(Saved entries)
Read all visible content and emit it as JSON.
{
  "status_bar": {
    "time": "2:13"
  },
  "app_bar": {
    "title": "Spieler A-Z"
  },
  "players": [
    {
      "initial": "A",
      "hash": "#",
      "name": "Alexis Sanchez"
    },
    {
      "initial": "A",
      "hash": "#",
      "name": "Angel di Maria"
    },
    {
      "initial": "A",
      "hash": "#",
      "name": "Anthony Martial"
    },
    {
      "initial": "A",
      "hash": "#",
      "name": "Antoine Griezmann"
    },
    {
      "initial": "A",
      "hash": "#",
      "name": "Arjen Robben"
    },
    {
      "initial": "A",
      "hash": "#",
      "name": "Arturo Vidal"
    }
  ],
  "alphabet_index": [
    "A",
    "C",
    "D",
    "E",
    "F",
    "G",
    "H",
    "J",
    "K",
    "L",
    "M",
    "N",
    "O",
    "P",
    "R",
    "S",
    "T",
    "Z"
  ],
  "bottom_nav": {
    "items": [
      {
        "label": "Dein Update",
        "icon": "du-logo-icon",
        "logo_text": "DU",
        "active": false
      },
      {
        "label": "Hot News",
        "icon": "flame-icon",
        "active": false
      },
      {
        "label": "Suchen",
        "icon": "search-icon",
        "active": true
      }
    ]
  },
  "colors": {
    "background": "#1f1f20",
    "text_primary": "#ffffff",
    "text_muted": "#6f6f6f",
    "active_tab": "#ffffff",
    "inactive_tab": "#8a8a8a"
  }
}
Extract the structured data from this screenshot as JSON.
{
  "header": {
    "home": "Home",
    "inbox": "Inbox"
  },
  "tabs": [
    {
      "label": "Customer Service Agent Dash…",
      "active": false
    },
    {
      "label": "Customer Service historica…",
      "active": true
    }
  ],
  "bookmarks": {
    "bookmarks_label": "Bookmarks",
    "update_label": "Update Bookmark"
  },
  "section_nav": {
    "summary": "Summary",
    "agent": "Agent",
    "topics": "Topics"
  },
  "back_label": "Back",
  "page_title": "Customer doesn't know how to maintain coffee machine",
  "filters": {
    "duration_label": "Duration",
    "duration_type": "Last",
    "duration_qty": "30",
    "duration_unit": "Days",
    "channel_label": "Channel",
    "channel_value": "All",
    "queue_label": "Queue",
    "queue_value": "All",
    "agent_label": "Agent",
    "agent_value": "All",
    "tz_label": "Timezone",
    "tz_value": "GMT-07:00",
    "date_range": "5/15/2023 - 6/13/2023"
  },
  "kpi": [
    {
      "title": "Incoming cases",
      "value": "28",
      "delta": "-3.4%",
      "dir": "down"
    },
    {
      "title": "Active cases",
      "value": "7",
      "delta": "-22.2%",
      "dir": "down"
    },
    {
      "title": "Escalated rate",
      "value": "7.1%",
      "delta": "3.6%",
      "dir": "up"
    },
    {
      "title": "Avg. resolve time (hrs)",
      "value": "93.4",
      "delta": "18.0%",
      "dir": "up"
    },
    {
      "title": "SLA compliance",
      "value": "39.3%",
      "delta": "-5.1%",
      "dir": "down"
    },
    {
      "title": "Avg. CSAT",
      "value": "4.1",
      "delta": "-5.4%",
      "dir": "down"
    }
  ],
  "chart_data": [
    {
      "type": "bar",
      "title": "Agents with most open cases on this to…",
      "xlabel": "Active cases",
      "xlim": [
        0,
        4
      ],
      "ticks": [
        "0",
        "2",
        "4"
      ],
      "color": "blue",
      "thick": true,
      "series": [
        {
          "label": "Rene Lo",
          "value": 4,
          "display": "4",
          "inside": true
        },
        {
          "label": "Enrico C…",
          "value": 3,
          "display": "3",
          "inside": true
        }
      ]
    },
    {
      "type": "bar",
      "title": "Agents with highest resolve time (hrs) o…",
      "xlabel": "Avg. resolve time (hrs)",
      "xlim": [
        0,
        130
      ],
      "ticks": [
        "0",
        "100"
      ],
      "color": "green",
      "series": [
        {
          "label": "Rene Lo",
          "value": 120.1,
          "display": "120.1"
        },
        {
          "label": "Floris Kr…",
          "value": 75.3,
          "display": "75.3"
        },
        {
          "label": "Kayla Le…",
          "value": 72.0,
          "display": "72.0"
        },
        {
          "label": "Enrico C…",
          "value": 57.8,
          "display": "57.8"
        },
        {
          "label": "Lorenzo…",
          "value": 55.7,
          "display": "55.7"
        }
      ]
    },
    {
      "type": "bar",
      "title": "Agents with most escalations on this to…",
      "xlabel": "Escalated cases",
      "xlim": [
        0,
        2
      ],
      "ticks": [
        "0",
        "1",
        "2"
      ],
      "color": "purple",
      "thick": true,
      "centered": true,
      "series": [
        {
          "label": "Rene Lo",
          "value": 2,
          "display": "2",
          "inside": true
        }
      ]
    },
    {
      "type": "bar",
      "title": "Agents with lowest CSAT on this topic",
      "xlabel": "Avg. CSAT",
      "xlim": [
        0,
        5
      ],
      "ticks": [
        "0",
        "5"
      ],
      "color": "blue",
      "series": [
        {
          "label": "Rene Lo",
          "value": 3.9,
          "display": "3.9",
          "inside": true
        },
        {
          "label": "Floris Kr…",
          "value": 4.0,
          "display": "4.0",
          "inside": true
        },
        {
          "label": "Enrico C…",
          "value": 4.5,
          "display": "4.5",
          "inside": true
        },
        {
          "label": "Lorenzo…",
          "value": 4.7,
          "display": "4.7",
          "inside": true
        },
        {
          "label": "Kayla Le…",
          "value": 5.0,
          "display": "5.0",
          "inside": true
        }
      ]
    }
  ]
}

- EXERCISE DESCRIPTION: Pull out each record as written and restate it exactly.

- WRITTEN REPLY:
Read all visible content and emit it as JSON.
{
  "status_bar": {
    "time": "2:13"
  },
  "app_bar": {
    "title": "Spieler A-Z"
  },
  "players": [
    {
      "initial": "A",
      "hash": "#",
      "name": "Alexis Sanchez"
    },
    {
      "initial": "A",
      "hash": "#",
      "name": "Angel di Maria"
    },
    {
      "initial": "A",
      "hash": "#",
      "name": "Anthony Martial"
    },
    {
      "initial": "A",
      "hash": "#",
      "name": "Antoine Griezmann"
    },
    {
      "initial": "A",
      "hash": "#",
      "name": "Arjen Robben"
    },
    {
      "initial": "A",
      "hash": "#",
      "name": "Arturo Vidal"
    }
  ],
  "alphabet_index": [
    "A",
    "C",
    "D",
    "E",
    "F",
    "G",
    "H",
    "J",
    "K",
    "L",
    "M",
    "N",
    "O",
    "P",
    "R",
    "S",
    "T",
    "Z"
  ],
  "bottom_nav": {
    "items": [
      {
        "label": "Dein Update",
        "icon": "du-logo-icon",
        "logo_text": "DU",
        "active": false
      },
      {
        "label": "Hot News",
        "icon": "flame-icon",
        "active": false
      },
      {
        "label": "Suchen",
        "icon": "search-icon",
        "active": true
      }
    ]
  },
  "colors": {
    "background": "#1f1f20",
    "text_primary": "#ffffff",
    "text_muted": "#6f6f6f",
    "active_tab": "#ffffff",
    "inactive_tab": "#8a8a8a"
  }
}
Extract the structured data from this screenshot as JSON.
{
  "header": {
    "home": "Home",
    "inbox": "Inbox"
  },
  "tabs": [
    {
      "label": "Customer Service Agent Dash…",
      "active": false
    },
    {
      "label": "Customer Service historica…",
      "active": true
    }
  ],
  "bookmarks": {
    "bookmarks_label": "Bookmarks",
    "update_label": "Update Bookmark"
  },
  "section_nav": {
    "summary": "Summary",
    "agent": "Agent",
    "topics": "Topics"
  },
  "back_label": "Back",
  "page_title": "Customer doesn't know how to maintain coffee machine",
  "filters": {
    "duration_label": "Duration",
    "duration_type": "Last",
    "duration_qty": "30",
    "duration_unit": "Days",
    "channel_label": "Channel",
    "channel_value": "All",
    "queue_label": "Queue",
    "queue_value": "All",
    "agent_label": "Agent",
    "agent_value": "All",
    "tz_label": "Timezone",
    "tz_value": "GMT-07:00",
    "date_range": "5/15/2023 - 6/13/2023"
  },
  "kpi": [
    {
      "title": "Incoming cases",
      "value": "28",
      "delta": "-3.4%",
      "dir": "down"
    },
    {
      "title": "Active cases",
      "value": "7",
      "delta": "-22.2%",
      "dir": "down"
    },
    {
      "title": "Escalated rate",
      "value": "7.1%",
      "delta": "3.6%",
      "dir": "up"
    },
    {
      "title": "Avg. resolve time (hrs)",
      "value": "93.4",
      "delta": "18.0%",
      "dir": "up"
    },
    {
      "title": "SLA compliance",
      "value": "39.3%",
      "delta": "-5.1%",
      "dir": "down"
    },
    {
      "title": "Avg. CSAT",
      "value": "4.1",
      "delta": "-5.4%",
      "dir": "down"
    }
  ],
  "chart_data": [
    {
      "type": "bar",
      "title": "Agents with most open cases on this to…",
      "xlabel": "Active cases",
      "xlim": [
        0,
        4
      ],
      "ticks": [
        "0",
        "2",
        "4"
      ],
      "color": "blue",
      "thick": true,
      "series": [
        {
          "label": "Rene Lo",
          "value": 4,
          "display": "4",
          "inside": true
        },
        {
          "label": "Enrico C…",
          "value": 3,
          "display": "3",
          "inside": true
        }
      ]
    },
    {
      "type": "bar",
      "title": "Agents with highest resolve time (hrs) o…",
      "xlabel": "Avg. resolve time (hrs)",
      "xlim": [
        0,
        130
      ],
      "ticks": [
        "0",
        "100"
      ],
      "color": "green",
      "series": [
        {
          "label": "Rene Lo",
          "value": 120.1,
          "display": "120.1"
        },
        {
          "label": "Floris Kr…",
          "value": 75.3,
          "display": "75.3"
        },
        {
          "label": "Kayla Le…",
          "value": 72.0,
          "display": "72.0"
        },
        {
          "label": "Enrico C…",
          "value": 57.8,
          "display": "57.8"
        },
        {
          "label": "Lorenzo…",
          "value": 55.7,
          "display": "55.7"
        }
      ]
    },
    {
      "type": "bar",
      "title": "Agents with most escalations on this to…",
      "xlabel": "Escalated cases",
      "xlim": [
        0,
        2
      ],
      "ticks": [
        "0",
        "1",
        "2"
      ],
      "color": "purple",
      "thick": true,
      "centered": true,
      "series": [
        {
          "label": "Rene Lo",
          "value": 2,
          "display": "2",
          "inside": true
        }
      ]
    },
    {
      "type": "bar",
      "title": "Agents with lowest CSAT on this topic",
      "xlabel": "Avg. CSAT",
      "xlim": [
        0,
        5
      ],
      "ticks": [
        "0",
        "5"
      ],
      "color": "blue",
      "series": [
        {
          "label": "Rene Lo",
          "value": 3.9,
          "display": "3.9",
          "inside": true
        },
        {
          "label": "Floris Kr…",
          "value": 4.0,
          "display": "4.0",
          "inside": true
        },
        {
          "label": "Enrico C…",
          "value": 4.5,
          "display": "4.5",
          "inside": true
        },
        {
          "label": "Lorenzo…",
          "value": 4.7,
          "display": "4.7",
          "inside": true
        },
        {
          "label": "Kayla Le…",
          "value": 5.0,
          "display": "5.0",
          "inside": true
        }
      ]
    }
  ]
}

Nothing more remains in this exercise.